> _WRITTEN TASK_
Output as a Markdown table with the columns Row and Line the lines from the one containing "table-row[interactable]: IL2CPPMemoryAllocator 103.0" to the one containing "memory-table-top-right: Description Total", both included. Omit blank lines.

> _RECORDS FOR THE EXERCISE_
+===+
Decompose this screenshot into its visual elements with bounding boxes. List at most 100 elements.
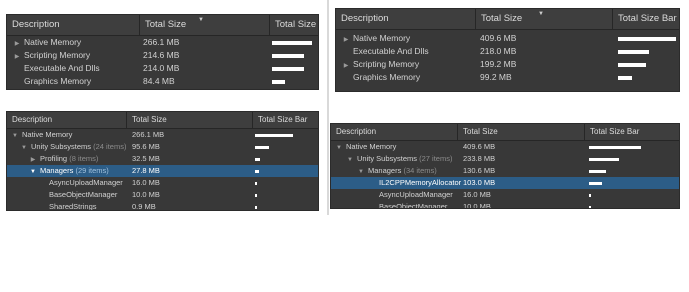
table-row[interactable]: IL2CPPMemoryAllocator 103.0 MB xyxy=(331,177,679,189)
table-row[interactable]: Executable And Dlls 218.0 MB xyxy=(336,45,679,58)
table-row[interactable]: Executable And Dlls 214.0 MB xyxy=(7,62,318,75)
column-total-size-bar[interactable]: Total Size Bar xyxy=(585,124,679,140)
column-total-size-label: Total Size xyxy=(132,115,167,124)
column-total-size-bar-label: Total Size Bar xyxy=(590,127,640,136)
memory-table-top-right: Description Total Size ▼ Total Size Bar ▶… xyxy=(335,8,680,92)
table-row[interactable]: ▶ Scripting Memory 214.6 MB xyxy=(7,49,318,62)
table-row[interactable]: ▼ Unity Subsystems (24 items) 95.6 MB xyxy=(7,141,318,153)
row-label: Native Memory xyxy=(346,142,397,151)
row-size-bar xyxy=(255,134,293,137)
row-total-size: 16.0 MB xyxy=(463,190,491,199)
table-row[interactable]: ▼ Managers (34 items) 130.6 MB xyxy=(331,165,679,177)
row-description: Executable And Dlls xyxy=(13,62,100,75)
column-total-size-bar[interactable]: Total Size Bar xyxy=(253,112,318,128)
table-row[interactable]: ▼ Native Memory 409.6 MB xyxy=(331,141,679,153)
row-total-size: 0.9 MB xyxy=(132,202,156,211)
table-row[interactable]: ▶ Native Memory 409.6 MB xyxy=(336,32,679,45)
column-total-size-bar-label: Total Size Bar xyxy=(618,13,677,24)
row-total-size: 199.2 MB xyxy=(480,59,517,69)
column-description[interactable]: Description xyxy=(7,112,127,128)
table-row[interactable]: AsyncUploadManager 16.0 MB xyxy=(7,177,318,189)
row-item-count: (27 items) xyxy=(419,154,453,163)
row-item-count: (8 items) xyxy=(69,154,99,163)
column-description-label: Description xyxy=(12,115,53,124)
column-description[interactable]: Description xyxy=(336,9,476,29)
table-header: Description Total Size Total Size Bar xyxy=(7,112,318,129)
row-item-count: (24 items) xyxy=(93,142,127,151)
row-total-size: 130.6 MB xyxy=(463,166,496,175)
row-size-bar xyxy=(618,76,632,80)
row-size-bar xyxy=(272,80,285,84)
column-total-size[interactable]: Total Size ▼ xyxy=(476,9,613,29)
table-row[interactable]: ▶ Scripting Memory 199.2 MB xyxy=(336,58,679,71)
row-size-bar xyxy=(589,206,591,208)
table-row[interactable]: ▶ Profiling (8 items) 32.5 MB xyxy=(7,153,318,165)
table-row[interactable]: SharedStrings 0.9 MB xyxy=(7,201,318,211)
row-label: Managers xyxy=(368,166,402,175)
row-label: Executable And Dlls xyxy=(24,63,100,73)
table-row[interactable]: BaseObjectManager 10.0 MB xyxy=(331,201,679,209)
column-description[interactable]: Description xyxy=(7,15,140,35)
row-label: AsyncUploadManager xyxy=(49,178,123,187)
row-label: IL2CPPMemoryAllocator xyxy=(379,178,462,187)
sort-arrow-icon: ▼ xyxy=(198,17,204,23)
row-size-bar xyxy=(272,54,304,58)
row-total-size: 95.6 MB xyxy=(132,142,160,151)
column-total-size-bar[interactable]: Total Size Bar xyxy=(270,15,318,35)
row-total-size: 218.0 MB xyxy=(480,46,517,56)
column-total-size-label: Total Size xyxy=(145,19,187,30)
table-row[interactable]: BaseObjectManager 10.0 MB xyxy=(7,189,318,201)
row-label: Profiling xyxy=(40,154,68,163)
row-label: Graphics Memory xyxy=(24,76,92,86)
row-size-bar xyxy=(618,63,646,67)
table-rows: ▼ Native Memory 266.1 MB ▼ Unity Subsystems … xyxy=(7,129,318,211)
row-size-bar xyxy=(272,67,304,71)
column-total-size-bar[interactable]: Total Size Bar xyxy=(613,9,679,29)
row-size-bar xyxy=(255,158,260,161)
row-size-bar xyxy=(255,146,269,149)
column-total-size-bar-label: Total Size Bar xyxy=(258,115,308,124)
row-size-bar xyxy=(618,37,676,41)
column-total-size[interactable]: Total Size xyxy=(127,112,253,128)
column-total-size[interactable]: Total Size ▼ xyxy=(140,15,270,35)
row-total-size: 99.2 MB xyxy=(480,72,512,82)
row-size-bar xyxy=(255,206,257,209)
row-size-bar xyxy=(255,170,259,173)
row-size-bar xyxy=(589,170,606,173)
row-label: Native Memory xyxy=(353,33,411,43)
row-label: BaseObjectManager xyxy=(379,202,448,209)
row-total-size: 233.8 MB xyxy=(463,154,496,163)
column-description[interactable]: Description xyxy=(331,124,458,140)
memory-table-top-left: Description Total Size ▼ Total Size Bar ▶… xyxy=(6,14,319,90)
row-description: Executable And Dlls xyxy=(342,45,429,58)
memory-table-bottom-left: Description Total Size Total Size Bar ▼ N… xyxy=(6,111,319,211)
row-label: Executable And Dlls xyxy=(353,46,429,56)
row-total-size: 32.5 MB xyxy=(132,154,160,163)
row-total-size: 266.1 MB xyxy=(132,130,165,139)
table-row[interactable]: ▼ Managers (29 items) 27.8 MB xyxy=(7,165,318,177)
row-total-size: 214.6 MB xyxy=(143,50,180,60)
row-total-size: 103.0 MB xyxy=(463,178,496,187)
row-size-bar xyxy=(589,182,602,185)
row-size-bar xyxy=(272,41,312,45)
row-size-bar xyxy=(255,182,257,185)
table-row[interactable]: ▶ Native Memory 266.1 MB xyxy=(7,36,318,49)
table-row[interactable]: Graphics Memory 84.4 MB xyxy=(7,75,318,88)
table-row[interactable]: AsyncUploadManager 16.0 MB xyxy=(331,189,679,201)
row-label: BaseObjectManager xyxy=(49,190,118,199)
table-rows: ▶ Native Memory 266.1 MB ▶ Scripting Memory 2… xyxy=(7,36,318,88)
column-total-size[interactable]: Total Size xyxy=(458,124,585,140)
table-row[interactable]: ▼ Unity Subsystems (27 items) 233.8 MB xyxy=(331,153,679,165)
table-row[interactable]: ▼ Native Memory 266.1 MB xyxy=(7,129,318,141)
column-total-size-label: Total Size xyxy=(481,13,523,24)
row-total-size: 266.1 MB xyxy=(143,37,180,47)
row-total-size: 84.4 MB xyxy=(143,76,175,86)
table-row[interactable]: Graphics Memory 99.2 MB xyxy=(336,71,679,84)
column-total-size-bar-label: Total Size Bar xyxy=(275,19,318,30)
row-description: BaseObjectManager xyxy=(38,189,117,201)
memory-table-bottom-right: Description Total Size Total Size Bar ▼ N… xyxy=(330,123,680,209)
table-rows: ▶ Native Memory 409.6 MB Executable And Dll… xyxy=(336,30,679,84)
row-description: IL2CPPMemoryAllocator xyxy=(368,177,461,189)
table-header: Description Total Size ▼ Total Size Bar xyxy=(7,15,318,36)
row-description: AsyncUploadManager xyxy=(38,177,123,189)
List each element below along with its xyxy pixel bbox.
+===+
> _OUTPUT_
| Row | Line |
|---|---|
| 1 | table-row[interactable]: IL2CPPMemoryAllocator 103.0 MB xyxy=(331,177,679,189) |
| 2 | table-row[interactable]: Executable And Dlls 218.0 MB xyxy=(336,45,679,58) |
| 3 | table-row[interactable]: Executable And Dlls 214.0 MB xyxy=(7,62,318,75) |
| 4 | column-total-size-bar[interactable]: Total Size Bar xyxy=(585,124,679,140) |
| 5 | column-total-size-label: Total Size xyxy=(132,115,167,124) |
| 6 | column-total-size-bar-label: Total Size Bar xyxy=(590,127,640,136) |
| 7 | memory-table-top-right: Description Total Size ▼ Total Size Bar ▶… xyxy=(335,8,680,92) |